Цель задания 1:
Ответьте по тексту о снабжении окруженных под Сталинградом войск на следующие вопросы:
(а) Примерно на какой день после окружения началась доставка довольствия по воздуху?
(б) Каким образом грузы доставлялись ночью?
(в) Откуда проходили трассы полетов?
Цель задания 2: Продолжите текст о снабжении окруженных под Сталинградом войск по воздуху, начав сразу после его последнего предложения.

Раздел текста:
Однако и у войск противника, окруженных под Сталинградом, положение со снабжением было не из легких: его запасы были ограниченны; примерно на третий или четвертый день после окружения началась доставка всех видов довольствия по воздуху. Первоначальные расчеты противника, видимо, строились на том, чтобы материалы, главным образом продовольствие, доставлять и днем и ночью. Ночью, как правило, грузы просто сбрасывались в определенных пунктах, а днем снабжение осуществлялось посредством посадочных десантов. В связи с дальними расстояниями и недостаточным оборудованием воздушной и наземной трасс грузы, которые сбрасывались окруженным, нередко попадали к нам, и вскоре противник ограничился лишь дневными операциями. Все полеты транспортных самолетов прикрывались истребителями, которые сопровождали их до зоны снижения на посадку. Трассы полетов проходили из Донбасса, Ростова и Сальска. Эти воздушные линии с юга и юго-запада тянулись через район Сталинградского фронта.

Раздел данных:

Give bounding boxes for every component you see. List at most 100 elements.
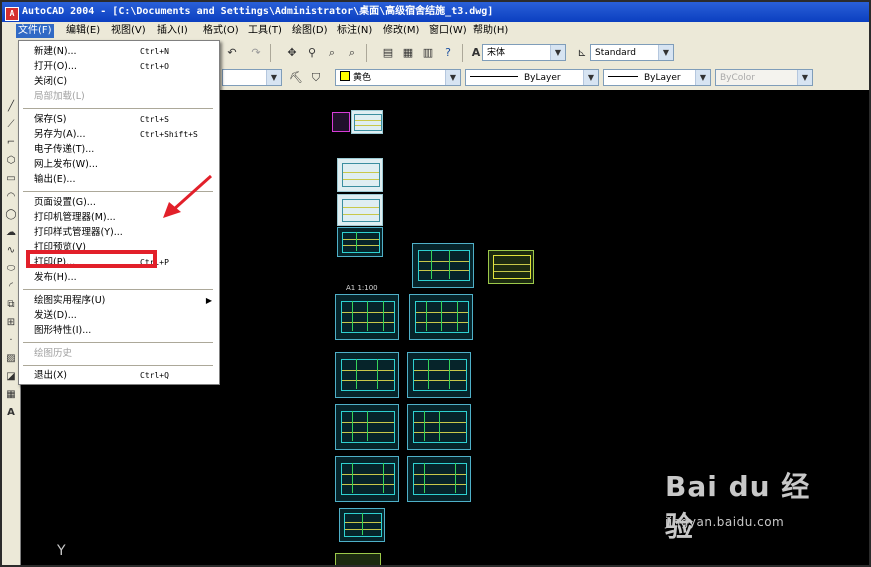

Письменный ответ 1:
(а) Примерно на третий или четвертый день после окружения.
(б) Ночью грузы, как правило, просто сбрасывались в определенных пунктах.
(в) Из Донбасса, Ростова и Сальска.

Письменный ответ 2:
В первые дни этого способа снабжения, когда мы еще не имели опыта против подобного рода действий, довольно много самолетов противника безнаказанно проходило к окруженным. Наши истребители не успевали по времени, так как оповещение было построено на воздушном наблюдении и, пока сигналы поступали в соответствующие авиационные части, противник успевал подойти к цели и начать посадку. Это, конечно, не могло не беспокоить нас. Мы приняли решительные меры, направленные [374] к тому, чтобы усилить противовоздушную блокаду. Была установлена тесная взаимосвязь нашей истребительной авиации и зенитной артиллерии.

Не помню точно числа, но знаю, что в первых числах декабря мне позвонил по ВЧ Верховный Главнокомандующий и спросил: «Как вы организовали воздушную блокаду?» Я доложил. Внимательно выслушав мой доклад, И. В. Сталин сказал, что необходимо пересмотреть еще раз всю организацию воздушной блокады и принять меры к тому, чтобы ни один самолет противника не мог пролететь к окруженным.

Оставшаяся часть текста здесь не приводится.